## [Description of the task]
Return each line of the listing that contains the string "действия".

=== Extracted data ===

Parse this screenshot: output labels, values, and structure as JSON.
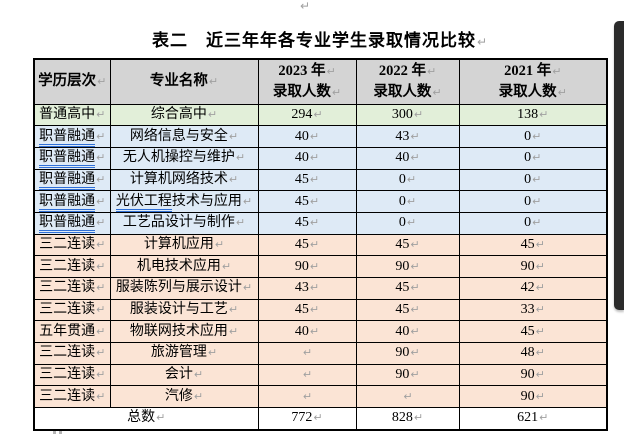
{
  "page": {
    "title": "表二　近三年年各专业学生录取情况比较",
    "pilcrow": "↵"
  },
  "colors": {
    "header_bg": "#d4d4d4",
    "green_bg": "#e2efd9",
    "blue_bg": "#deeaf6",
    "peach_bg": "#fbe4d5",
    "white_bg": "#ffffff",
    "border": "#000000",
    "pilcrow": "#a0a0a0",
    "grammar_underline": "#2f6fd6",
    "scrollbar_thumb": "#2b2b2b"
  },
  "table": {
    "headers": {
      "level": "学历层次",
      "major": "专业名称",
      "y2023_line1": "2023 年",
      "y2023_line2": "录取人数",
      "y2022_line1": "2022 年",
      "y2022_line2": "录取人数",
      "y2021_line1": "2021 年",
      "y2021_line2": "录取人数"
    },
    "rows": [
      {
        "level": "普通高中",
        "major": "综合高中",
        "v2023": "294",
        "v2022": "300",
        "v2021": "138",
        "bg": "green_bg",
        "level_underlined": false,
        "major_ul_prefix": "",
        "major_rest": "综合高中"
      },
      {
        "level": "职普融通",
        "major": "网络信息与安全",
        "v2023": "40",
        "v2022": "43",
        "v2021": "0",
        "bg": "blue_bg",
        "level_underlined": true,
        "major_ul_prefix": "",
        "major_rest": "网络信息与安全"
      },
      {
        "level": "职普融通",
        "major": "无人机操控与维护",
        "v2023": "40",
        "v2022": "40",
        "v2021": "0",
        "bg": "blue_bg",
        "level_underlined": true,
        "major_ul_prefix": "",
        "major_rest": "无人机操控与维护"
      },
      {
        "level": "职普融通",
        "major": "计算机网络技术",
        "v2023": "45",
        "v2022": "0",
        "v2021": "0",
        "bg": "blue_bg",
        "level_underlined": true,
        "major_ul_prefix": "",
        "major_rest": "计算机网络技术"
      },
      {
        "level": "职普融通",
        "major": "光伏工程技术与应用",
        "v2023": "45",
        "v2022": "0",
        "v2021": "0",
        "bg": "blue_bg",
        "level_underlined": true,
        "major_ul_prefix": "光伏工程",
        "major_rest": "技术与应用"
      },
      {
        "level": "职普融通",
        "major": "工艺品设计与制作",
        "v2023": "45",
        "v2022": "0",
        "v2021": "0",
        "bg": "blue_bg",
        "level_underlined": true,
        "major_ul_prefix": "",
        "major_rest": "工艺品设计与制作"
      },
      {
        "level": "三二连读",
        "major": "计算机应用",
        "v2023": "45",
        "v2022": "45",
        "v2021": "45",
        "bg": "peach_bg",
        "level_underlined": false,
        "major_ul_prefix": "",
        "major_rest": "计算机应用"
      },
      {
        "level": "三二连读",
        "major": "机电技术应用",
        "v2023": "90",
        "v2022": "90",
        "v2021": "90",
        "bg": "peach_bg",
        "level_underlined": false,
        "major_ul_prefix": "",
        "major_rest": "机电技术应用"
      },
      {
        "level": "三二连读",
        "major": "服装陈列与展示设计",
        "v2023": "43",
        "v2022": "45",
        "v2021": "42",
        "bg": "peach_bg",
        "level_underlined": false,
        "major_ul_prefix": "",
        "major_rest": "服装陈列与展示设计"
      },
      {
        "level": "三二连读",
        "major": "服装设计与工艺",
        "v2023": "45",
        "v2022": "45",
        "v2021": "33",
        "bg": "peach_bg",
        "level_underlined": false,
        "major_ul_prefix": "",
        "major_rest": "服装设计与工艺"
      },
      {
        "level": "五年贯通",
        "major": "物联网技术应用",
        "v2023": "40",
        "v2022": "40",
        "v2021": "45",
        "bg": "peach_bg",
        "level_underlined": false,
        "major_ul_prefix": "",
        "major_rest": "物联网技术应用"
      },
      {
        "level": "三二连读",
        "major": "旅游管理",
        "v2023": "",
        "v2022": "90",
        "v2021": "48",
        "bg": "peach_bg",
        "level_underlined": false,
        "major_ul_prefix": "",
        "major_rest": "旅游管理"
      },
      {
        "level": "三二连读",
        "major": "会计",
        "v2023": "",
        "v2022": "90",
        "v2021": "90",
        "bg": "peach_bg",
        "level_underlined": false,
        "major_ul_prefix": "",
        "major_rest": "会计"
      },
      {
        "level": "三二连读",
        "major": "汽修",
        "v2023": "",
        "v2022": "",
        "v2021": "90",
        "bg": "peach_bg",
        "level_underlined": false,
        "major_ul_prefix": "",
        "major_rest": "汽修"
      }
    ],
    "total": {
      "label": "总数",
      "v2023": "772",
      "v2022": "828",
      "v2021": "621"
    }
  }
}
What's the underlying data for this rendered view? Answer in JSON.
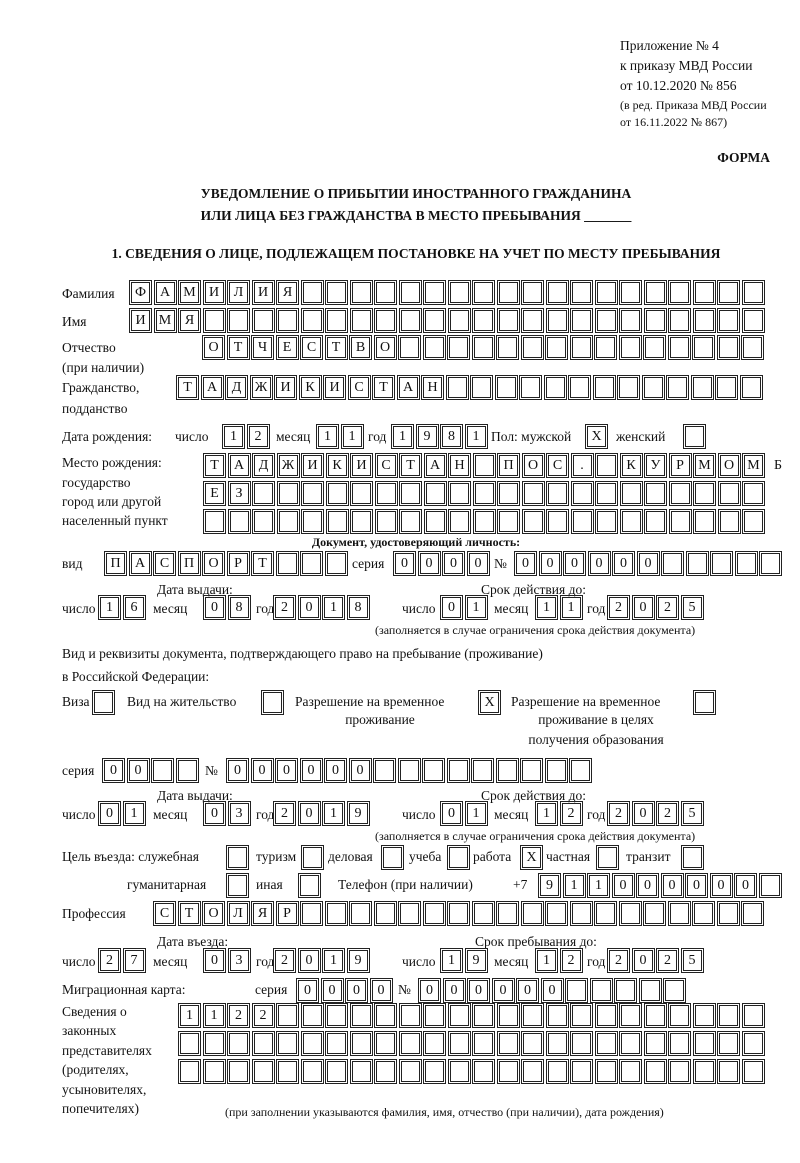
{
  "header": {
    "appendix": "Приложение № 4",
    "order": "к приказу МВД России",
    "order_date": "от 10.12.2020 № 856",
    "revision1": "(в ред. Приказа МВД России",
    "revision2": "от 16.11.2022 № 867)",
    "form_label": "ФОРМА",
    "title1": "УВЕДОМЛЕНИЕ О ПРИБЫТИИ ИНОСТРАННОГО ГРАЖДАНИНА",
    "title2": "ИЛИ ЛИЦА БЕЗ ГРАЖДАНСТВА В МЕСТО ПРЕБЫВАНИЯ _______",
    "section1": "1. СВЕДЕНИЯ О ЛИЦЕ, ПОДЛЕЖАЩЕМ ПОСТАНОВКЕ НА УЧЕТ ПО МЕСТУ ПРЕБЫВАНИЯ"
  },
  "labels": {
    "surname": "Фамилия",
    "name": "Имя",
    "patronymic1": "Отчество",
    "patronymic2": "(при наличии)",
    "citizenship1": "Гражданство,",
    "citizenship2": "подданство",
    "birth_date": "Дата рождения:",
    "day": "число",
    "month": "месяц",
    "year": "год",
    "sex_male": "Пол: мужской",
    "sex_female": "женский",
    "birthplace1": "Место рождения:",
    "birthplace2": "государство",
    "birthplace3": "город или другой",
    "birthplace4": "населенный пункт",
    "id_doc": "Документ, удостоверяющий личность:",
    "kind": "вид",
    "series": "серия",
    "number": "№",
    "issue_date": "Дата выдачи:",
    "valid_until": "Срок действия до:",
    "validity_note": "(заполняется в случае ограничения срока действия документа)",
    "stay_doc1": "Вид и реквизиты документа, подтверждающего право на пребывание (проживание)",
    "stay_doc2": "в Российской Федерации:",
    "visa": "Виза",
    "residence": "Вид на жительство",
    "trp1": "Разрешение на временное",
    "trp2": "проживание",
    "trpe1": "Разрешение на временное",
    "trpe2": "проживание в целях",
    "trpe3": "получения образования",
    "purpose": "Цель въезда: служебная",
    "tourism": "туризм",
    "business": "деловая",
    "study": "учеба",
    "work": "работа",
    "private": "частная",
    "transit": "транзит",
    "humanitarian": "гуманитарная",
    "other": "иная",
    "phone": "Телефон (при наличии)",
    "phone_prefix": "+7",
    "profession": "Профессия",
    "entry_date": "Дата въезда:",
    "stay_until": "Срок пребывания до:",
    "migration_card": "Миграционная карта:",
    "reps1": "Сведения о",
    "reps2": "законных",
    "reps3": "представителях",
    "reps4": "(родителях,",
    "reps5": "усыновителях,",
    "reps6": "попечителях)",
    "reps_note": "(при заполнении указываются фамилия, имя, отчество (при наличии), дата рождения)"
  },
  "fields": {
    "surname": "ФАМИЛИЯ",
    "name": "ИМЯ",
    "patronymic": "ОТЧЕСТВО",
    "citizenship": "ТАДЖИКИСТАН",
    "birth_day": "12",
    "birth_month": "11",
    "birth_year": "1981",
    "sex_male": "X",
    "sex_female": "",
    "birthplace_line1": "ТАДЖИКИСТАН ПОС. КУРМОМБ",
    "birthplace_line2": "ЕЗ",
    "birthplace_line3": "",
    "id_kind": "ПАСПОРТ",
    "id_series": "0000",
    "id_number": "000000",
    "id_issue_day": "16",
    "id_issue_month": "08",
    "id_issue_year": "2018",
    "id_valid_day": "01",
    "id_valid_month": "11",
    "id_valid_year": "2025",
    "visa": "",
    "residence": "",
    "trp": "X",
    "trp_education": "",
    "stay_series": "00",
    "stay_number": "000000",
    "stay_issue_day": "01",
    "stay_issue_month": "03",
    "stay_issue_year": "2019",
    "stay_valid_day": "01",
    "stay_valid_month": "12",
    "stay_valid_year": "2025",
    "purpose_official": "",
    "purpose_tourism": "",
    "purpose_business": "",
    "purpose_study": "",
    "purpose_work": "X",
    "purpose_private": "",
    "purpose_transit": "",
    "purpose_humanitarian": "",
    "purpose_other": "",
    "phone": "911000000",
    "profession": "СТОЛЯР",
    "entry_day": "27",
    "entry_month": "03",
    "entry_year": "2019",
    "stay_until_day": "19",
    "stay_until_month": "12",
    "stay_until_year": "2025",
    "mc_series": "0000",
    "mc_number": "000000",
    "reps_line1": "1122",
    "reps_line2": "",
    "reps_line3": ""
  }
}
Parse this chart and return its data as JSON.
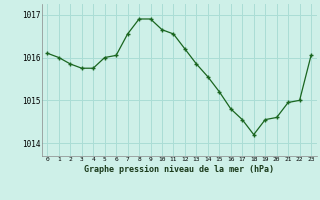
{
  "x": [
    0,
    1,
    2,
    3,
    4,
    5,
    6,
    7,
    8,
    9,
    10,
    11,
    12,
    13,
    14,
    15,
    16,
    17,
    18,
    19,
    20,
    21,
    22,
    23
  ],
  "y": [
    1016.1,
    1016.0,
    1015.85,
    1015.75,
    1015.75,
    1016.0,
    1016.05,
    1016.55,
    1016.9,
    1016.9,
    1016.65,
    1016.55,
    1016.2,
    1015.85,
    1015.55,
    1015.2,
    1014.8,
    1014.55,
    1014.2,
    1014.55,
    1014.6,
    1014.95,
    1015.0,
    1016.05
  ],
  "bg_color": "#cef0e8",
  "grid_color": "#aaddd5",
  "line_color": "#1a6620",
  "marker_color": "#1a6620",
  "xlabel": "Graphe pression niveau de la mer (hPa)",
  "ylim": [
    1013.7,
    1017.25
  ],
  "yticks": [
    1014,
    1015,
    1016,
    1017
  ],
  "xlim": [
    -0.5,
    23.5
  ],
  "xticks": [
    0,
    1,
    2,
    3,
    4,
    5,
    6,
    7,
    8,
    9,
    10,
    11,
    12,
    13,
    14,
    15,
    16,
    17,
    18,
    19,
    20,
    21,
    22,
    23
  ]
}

===

## [Result]
    "valid_until": "Срок действия до:",
    "validity_note": "(заполняется в случае ограничения срока действия документа)",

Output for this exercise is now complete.